(Stored records)
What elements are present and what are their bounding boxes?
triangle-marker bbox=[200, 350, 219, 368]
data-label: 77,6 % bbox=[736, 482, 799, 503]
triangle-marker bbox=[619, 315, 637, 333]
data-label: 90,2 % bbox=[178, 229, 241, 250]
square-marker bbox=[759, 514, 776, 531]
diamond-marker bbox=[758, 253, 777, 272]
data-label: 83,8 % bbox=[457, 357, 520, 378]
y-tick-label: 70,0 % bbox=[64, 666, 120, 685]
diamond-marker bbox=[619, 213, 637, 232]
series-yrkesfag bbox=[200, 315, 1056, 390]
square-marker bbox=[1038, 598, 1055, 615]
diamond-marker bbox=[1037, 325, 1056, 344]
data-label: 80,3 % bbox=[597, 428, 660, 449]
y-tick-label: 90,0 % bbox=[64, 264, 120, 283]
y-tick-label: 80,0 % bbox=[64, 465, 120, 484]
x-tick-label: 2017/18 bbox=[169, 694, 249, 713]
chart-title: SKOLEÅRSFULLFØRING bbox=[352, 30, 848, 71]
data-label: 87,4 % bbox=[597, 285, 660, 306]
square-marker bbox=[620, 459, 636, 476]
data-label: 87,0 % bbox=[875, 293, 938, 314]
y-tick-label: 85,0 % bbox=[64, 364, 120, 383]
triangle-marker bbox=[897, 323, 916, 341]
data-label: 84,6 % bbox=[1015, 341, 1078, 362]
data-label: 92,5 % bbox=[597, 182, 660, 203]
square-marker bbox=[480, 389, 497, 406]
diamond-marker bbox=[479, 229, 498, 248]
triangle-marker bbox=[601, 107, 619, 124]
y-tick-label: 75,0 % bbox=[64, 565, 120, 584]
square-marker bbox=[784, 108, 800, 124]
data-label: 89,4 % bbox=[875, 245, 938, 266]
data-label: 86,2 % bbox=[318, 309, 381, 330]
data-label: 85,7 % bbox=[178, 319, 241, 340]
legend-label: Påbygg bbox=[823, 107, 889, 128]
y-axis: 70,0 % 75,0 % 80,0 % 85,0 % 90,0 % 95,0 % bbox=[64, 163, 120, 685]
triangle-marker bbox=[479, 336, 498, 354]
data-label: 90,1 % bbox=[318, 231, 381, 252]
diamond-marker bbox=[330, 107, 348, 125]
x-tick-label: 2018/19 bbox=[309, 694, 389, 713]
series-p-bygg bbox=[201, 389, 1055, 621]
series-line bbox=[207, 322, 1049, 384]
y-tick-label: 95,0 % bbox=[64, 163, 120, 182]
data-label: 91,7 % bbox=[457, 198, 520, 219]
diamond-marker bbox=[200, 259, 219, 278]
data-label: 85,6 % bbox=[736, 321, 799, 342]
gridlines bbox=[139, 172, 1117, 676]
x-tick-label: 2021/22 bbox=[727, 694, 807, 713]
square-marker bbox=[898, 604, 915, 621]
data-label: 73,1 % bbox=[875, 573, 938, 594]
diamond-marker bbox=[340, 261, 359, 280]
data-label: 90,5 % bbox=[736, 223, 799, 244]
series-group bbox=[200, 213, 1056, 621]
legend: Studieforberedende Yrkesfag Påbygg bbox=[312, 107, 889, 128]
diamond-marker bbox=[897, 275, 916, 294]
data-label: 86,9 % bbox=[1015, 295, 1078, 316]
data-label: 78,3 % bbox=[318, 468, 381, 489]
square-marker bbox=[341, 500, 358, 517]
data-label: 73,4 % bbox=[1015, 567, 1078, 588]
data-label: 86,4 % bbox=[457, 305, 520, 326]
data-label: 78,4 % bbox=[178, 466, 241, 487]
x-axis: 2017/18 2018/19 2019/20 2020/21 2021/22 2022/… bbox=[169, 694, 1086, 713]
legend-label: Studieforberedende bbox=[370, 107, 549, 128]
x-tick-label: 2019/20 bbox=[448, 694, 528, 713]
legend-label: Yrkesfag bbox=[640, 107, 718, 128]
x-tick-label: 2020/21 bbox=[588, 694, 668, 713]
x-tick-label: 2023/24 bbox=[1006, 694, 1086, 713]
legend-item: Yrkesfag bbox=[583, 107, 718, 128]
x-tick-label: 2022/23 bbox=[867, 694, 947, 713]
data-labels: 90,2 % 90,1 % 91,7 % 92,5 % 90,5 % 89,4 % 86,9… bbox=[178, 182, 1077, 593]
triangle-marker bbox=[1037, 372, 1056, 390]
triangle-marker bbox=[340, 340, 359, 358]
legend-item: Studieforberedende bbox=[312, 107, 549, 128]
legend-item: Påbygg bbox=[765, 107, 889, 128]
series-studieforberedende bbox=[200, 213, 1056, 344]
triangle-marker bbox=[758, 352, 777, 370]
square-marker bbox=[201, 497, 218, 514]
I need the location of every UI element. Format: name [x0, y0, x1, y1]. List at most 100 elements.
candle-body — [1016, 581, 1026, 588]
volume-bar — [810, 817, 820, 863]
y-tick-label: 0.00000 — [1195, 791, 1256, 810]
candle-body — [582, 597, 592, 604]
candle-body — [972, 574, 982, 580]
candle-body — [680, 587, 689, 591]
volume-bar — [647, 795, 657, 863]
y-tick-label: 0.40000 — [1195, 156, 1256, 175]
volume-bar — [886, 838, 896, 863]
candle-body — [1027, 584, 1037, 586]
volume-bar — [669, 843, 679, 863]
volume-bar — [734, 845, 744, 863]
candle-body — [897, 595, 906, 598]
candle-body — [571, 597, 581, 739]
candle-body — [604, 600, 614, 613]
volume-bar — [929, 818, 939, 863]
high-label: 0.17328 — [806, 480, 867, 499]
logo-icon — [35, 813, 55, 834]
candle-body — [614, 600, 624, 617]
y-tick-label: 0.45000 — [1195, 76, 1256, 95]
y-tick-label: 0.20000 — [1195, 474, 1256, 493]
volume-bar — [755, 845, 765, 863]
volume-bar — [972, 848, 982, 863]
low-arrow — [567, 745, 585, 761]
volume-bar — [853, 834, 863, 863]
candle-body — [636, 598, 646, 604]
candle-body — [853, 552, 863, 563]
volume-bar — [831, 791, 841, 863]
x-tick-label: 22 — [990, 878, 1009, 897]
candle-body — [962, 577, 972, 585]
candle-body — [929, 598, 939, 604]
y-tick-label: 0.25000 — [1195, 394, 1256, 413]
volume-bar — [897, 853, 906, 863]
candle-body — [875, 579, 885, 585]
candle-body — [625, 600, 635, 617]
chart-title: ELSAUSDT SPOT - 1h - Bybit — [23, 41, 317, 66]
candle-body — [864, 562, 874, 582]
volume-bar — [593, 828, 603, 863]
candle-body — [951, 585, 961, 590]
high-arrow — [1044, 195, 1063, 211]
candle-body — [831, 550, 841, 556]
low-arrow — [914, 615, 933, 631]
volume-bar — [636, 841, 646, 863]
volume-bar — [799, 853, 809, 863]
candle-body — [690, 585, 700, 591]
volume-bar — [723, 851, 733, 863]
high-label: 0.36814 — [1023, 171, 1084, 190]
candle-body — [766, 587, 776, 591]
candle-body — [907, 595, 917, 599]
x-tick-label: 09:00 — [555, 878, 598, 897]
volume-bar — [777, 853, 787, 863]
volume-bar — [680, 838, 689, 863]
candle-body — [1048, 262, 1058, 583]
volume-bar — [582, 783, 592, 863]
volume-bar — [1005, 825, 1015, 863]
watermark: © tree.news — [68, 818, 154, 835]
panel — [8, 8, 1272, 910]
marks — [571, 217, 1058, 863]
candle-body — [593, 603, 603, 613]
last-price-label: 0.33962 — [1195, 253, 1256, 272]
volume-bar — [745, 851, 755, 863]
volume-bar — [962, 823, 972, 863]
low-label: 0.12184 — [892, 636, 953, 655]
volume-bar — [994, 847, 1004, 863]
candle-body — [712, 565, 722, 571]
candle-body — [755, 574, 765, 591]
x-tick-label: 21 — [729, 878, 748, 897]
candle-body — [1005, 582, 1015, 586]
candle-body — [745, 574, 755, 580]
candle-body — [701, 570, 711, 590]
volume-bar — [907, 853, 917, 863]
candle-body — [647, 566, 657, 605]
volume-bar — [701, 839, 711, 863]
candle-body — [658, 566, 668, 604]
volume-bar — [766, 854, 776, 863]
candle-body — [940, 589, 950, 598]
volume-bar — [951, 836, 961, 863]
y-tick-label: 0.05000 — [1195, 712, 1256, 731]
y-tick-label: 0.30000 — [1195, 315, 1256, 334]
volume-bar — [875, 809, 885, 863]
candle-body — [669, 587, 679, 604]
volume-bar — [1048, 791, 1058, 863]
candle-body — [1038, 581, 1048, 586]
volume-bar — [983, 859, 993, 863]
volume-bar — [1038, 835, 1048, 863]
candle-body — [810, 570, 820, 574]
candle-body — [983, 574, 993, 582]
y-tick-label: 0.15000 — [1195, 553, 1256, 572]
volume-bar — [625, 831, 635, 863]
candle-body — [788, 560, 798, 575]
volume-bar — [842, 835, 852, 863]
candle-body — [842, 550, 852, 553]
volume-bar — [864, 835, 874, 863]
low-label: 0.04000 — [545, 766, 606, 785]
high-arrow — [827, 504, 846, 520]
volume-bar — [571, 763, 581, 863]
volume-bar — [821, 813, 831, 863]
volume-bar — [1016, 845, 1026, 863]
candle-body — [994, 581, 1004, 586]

EXERCISE TASK:
Recast the stretch of material from its first line through the line containing "data-label: 90,2 % bbox=[178, 229, 241, 250]" as a JSON list of strings with one string per line and no blank lines.

CORRECT ANSWER:
[
  "What elements are present and what are their bounding boxes?",
  "triangle-marker bbox=[200, 350, 219, 368]",
  "data-label: 77,6 % bbox=[736, 482, 799, 503]",
  "triangle-marker bbox=[619, 315, 637, 333]",
  "data-label: 90,2 % bbox=[178, 229, 241, 250]"
]